**ZIEL DER ÜBUNG**
Gib alle Zeilen der folgenden Einträge unverändert wieder. Lass dabei die Bilder weg.
· · ·
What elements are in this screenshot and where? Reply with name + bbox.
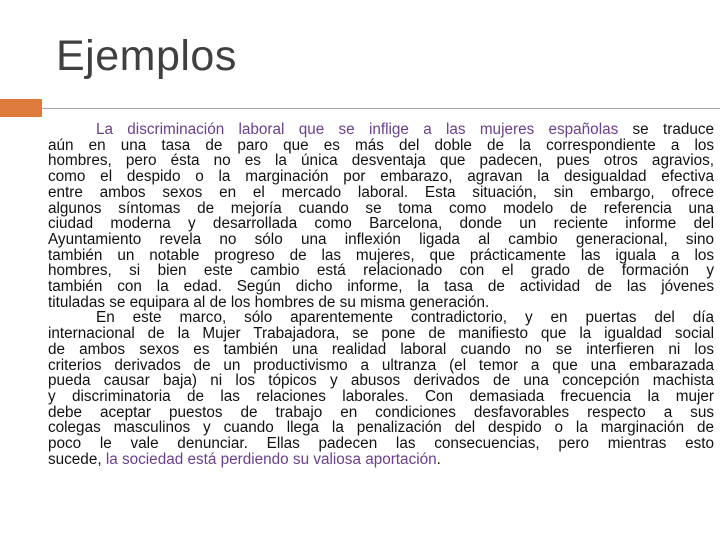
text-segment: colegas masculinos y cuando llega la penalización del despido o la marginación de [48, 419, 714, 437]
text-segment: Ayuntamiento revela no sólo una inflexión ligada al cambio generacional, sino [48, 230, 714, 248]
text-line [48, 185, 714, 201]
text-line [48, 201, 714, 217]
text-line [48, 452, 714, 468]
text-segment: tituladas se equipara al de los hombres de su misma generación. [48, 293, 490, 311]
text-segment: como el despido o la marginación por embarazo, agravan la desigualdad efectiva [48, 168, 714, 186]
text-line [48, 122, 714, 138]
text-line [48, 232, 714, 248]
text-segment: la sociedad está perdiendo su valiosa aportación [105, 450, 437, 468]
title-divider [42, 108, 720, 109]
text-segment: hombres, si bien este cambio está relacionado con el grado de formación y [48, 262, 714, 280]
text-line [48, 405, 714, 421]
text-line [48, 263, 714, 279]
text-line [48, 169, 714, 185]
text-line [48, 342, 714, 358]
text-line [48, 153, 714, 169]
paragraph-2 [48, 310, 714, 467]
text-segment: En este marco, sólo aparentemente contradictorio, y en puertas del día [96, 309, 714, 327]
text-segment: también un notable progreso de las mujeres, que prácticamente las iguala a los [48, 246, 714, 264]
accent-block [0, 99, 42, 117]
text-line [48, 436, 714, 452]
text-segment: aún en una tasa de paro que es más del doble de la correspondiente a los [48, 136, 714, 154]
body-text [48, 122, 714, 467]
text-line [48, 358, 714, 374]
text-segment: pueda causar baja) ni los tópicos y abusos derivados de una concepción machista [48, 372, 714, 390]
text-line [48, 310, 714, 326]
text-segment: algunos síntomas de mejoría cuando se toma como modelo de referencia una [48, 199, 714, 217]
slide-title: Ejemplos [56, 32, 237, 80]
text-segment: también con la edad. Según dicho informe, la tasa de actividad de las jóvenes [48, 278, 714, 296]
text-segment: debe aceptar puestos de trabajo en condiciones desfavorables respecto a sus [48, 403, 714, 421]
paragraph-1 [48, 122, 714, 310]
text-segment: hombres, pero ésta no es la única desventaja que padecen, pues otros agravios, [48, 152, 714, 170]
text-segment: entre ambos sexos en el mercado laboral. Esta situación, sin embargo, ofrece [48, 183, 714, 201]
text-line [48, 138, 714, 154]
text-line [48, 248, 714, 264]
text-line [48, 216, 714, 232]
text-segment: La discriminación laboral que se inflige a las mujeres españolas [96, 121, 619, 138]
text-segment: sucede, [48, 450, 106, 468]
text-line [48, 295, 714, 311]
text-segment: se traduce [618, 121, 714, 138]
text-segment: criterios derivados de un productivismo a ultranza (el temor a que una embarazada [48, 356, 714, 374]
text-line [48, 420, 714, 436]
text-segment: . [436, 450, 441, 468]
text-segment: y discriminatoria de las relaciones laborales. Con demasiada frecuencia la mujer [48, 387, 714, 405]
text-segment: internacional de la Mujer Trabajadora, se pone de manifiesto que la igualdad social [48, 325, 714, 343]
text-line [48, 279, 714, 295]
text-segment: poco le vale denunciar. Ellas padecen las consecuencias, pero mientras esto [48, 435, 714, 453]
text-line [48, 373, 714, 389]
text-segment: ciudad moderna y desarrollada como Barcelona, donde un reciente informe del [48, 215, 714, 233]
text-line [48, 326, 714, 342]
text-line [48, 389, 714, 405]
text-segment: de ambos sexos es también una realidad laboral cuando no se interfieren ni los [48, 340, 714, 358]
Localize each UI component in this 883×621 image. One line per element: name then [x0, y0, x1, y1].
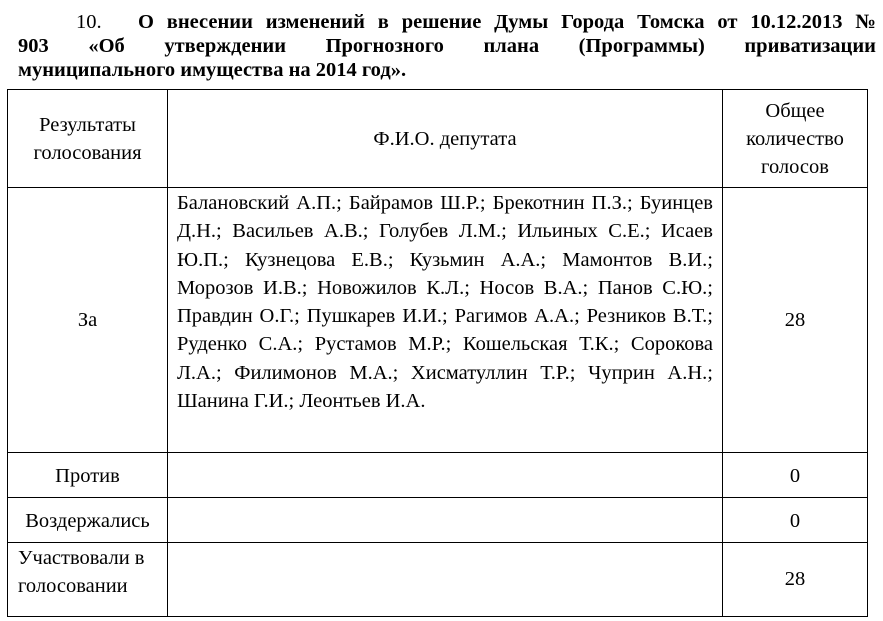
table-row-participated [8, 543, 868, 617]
· · ·
**LÖSUNG DIESER AUFGABE**
What elements are in this screenshot and where? Reply with name + bbox.
text-segment: colegas masculinos y cuando llega la penalización del despido o la marginación de [48, 419, 714, 437]
text-segment: Ayuntamiento revela no sólo una inflexión ligada al cambio generacional, sino [48, 230, 714, 248]
text-line [48, 185, 714, 201]
text-line [48, 201, 714, 217]
text-line [48, 452, 714, 468]
text-segment: tituladas se equipara al de los hombres de su misma generación. [48, 293, 490, 311]
text-segment: como el despido o la marginación por embarazo, agravan la desigualdad efectiva [48, 168, 714, 186]
text-line [48, 122, 714, 138]
text-line [48, 232, 714, 248]
text-segment: la sociedad está perdiendo su valiosa aportación [105, 450, 437, 468]
title-divider [42, 108, 720, 109]
text-segment: hombres, si bien este cambio está relacionado con el grado de formación y [48, 262, 714, 280]
text-line [48, 405, 714, 421]
text-line [48, 263, 714, 279]
text-line [48, 169, 714, 185]
text-line [48, 342, 714, 358]
text-line [48, 153, 714, 169]
paragraph-2 [48, 310, 714, 467]
text-segment: En este marco, sólo aparentemente contradictorio, y en puertas del día [96, 309, 714, 327]
text-segment: también un notable progreso de las mujeres, que prácticamente las iguala a los [48, 246, 714, 264]
accent-block [0, 99, 42, 117]
text-line [48, 436, 714, 452]
text-segment: aún en una tasa de paro que es más del doble de la correspondiente a los [48, 136, 714, 154]
body-text [48, 122, 714, 467]
text-line [48, 358, 714, 374]
text-segment: pueda causar baja) ni los tópicos y abusos derivados de una concepción machista [48, 372, 714, 390]
text-line [48, 310, 714, 326]
text-segment: algunos síntomas de mejoría cuando se toma como modelo de referencia una [48, 199, 714, 217]
slide-title: Ejemplos [56, 32, 237, 80]
text-segment: también con la edad. Según dicho informe, la tasa de actividad de las jóvenes [48, 278, 714, 296]
text-segment: debe aceptar puestos de trabajo en condiciones desfavorables respecto a sus [48, 403, 714, 421]
paragraph-1 [48, 122, 714, 310]
text-segment: hombres, pero ésta no es la única desventaja que padecen, pues otros agravios, [48, 152, 714, 170]
text-segment: entre ambos sexos en el mercado laboral. Esta situación, sin embargo, ofrece [48, 183, 714, 201]
text-line [48, 138, 714, 154]
text-line [48, 248, 714, 264]
text-line [48, 216, 714, 232]
text-segment: La discriminación laboral que se inflige a las mujeres españolas [96, 121, 619, 138]
text-segment: sucede, [48, 450, 106, 468]
text-line [48, 295, 714, 311]
text-segment: se traduce [618, 121, 714, 138]
text-segment: criterios derivados de un productivismo a ultranza (el temor a que una embarazada [48, 356, 714, 374]
text-line [48, 420, 714, 436]
text-segment: . [436, 450, 441, 468]
text-segment: y discriminatoria de las relaciones laborales. Con demasiada frecuencia la mujer [48, 387, 714, 405]
text-segment: internacional de la Mujer Trabajadora, se pone de manifiesto que la igualdad social [48, 325, 714, 343]
text-line [48, 279, 714, 295]
text-segment: poco le vale denunciar. Ellas padecen las consecuencias, pero mientras esto [48, 435, 714, 453]
text-line [48, 373, 714, 389]
text-segment: ciudad moderna y desarrollada como Barcelona, donde un reciente informe del [48, 215, 714, 233]
text-line [48, 326, 714, 342]
text-line [48, 389, 714, 405]
text-segment: de ambos sexos es también una realidad laboral cuando no se interfieren ni los [48, 340, 714, 358]
Localize each UI component in this 883×621 image. One line per element: name then [x0, y0, x1, y1].
table-row-participated [8, 543, 868, 617]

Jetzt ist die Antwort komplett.